Find each line that has the string "opposite" and give the total, with nothing else.
## begin Supplied material
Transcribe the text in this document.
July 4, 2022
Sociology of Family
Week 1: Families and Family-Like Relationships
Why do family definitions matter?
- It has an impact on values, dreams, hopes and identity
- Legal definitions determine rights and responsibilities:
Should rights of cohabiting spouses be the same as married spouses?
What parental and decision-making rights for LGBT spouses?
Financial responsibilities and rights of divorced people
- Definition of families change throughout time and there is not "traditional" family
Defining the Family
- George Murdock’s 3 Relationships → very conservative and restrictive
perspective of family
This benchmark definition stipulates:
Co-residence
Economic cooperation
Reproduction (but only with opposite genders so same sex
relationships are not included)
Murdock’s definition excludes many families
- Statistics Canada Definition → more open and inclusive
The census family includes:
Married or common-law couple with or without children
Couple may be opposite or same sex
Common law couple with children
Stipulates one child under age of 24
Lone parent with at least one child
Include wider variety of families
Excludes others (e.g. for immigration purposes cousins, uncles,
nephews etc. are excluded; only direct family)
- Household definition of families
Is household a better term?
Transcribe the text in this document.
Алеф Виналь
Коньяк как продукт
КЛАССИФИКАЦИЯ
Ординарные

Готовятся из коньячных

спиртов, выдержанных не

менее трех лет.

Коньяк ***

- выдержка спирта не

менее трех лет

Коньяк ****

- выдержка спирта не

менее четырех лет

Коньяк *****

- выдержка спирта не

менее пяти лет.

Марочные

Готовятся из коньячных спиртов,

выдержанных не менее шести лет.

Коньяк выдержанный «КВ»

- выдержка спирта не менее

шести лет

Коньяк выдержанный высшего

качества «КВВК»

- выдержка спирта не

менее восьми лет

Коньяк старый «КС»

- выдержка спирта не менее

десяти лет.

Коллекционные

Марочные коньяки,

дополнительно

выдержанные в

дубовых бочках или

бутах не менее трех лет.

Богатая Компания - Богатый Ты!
## end Supplied material
Solution:
2